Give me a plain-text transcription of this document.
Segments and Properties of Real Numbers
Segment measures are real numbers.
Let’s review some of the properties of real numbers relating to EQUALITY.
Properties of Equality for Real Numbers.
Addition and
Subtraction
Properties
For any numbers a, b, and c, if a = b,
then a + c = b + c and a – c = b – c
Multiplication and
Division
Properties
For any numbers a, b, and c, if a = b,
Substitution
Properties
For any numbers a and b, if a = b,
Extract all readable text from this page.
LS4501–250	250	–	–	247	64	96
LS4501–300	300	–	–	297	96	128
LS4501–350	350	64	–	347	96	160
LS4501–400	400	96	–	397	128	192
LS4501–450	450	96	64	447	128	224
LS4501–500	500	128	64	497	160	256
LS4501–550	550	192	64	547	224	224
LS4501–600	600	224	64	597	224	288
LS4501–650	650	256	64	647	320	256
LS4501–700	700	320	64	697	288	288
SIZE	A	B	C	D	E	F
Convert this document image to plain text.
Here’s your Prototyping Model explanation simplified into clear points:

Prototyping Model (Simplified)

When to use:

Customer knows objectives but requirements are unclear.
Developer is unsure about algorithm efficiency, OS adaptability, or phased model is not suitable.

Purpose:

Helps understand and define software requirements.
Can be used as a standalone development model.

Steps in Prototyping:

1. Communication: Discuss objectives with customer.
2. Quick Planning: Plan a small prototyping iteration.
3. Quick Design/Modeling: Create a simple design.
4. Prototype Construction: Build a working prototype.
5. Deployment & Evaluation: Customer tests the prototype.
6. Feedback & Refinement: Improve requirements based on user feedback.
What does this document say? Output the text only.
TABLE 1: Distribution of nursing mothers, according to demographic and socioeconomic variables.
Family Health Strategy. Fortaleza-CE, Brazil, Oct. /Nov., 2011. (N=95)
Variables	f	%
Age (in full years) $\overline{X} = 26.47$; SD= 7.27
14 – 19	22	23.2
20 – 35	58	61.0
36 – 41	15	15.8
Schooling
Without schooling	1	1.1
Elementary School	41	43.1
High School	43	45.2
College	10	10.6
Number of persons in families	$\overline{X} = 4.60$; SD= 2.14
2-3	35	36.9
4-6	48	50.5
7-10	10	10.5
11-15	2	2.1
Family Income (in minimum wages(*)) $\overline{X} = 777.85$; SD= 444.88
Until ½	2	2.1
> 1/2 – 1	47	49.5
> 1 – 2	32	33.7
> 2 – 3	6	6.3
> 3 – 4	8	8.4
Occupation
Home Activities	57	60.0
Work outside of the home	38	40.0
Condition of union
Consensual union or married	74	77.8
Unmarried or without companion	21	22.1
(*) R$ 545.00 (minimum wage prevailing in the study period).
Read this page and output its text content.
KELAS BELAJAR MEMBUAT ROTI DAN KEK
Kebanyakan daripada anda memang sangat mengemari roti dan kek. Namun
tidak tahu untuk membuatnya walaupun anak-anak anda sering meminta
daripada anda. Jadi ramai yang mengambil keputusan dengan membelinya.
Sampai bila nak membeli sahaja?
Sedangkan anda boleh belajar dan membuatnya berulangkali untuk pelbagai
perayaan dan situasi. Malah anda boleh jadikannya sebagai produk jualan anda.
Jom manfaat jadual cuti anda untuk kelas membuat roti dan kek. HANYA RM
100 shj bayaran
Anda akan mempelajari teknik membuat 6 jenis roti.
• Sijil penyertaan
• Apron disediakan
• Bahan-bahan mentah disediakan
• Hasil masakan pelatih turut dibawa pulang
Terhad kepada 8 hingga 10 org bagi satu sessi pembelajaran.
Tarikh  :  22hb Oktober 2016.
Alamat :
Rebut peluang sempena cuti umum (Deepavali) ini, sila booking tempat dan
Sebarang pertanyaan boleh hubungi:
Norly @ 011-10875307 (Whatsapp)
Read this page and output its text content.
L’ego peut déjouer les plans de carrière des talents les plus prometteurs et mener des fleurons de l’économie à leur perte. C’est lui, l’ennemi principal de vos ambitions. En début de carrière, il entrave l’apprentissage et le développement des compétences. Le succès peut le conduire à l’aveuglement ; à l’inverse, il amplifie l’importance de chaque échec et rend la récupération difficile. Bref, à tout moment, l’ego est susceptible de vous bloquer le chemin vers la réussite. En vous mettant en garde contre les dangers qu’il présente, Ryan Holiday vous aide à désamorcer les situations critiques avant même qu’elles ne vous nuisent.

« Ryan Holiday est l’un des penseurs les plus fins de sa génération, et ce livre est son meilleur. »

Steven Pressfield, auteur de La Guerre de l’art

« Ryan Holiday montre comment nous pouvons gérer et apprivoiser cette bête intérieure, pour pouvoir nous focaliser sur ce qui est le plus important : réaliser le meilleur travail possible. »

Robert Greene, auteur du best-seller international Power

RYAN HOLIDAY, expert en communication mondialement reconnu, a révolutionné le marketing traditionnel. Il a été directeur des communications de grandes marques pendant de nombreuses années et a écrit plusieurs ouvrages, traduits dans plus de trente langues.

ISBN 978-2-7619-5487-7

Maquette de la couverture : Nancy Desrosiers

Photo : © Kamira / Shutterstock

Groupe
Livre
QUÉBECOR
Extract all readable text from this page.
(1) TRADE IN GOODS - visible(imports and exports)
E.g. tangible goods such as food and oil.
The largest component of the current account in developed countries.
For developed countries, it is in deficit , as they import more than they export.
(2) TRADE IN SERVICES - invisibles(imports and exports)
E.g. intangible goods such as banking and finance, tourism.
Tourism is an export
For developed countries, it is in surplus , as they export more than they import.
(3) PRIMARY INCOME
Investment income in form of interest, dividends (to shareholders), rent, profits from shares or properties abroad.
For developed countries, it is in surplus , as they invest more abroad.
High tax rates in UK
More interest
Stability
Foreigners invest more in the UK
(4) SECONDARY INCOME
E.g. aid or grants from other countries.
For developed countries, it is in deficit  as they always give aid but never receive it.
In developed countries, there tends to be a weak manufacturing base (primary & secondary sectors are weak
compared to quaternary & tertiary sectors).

- _EXERCISE GOAL_
Count each line with "surplus" in it and report that figure by itself.

- _SOLUTION FOR THIS TASK_
2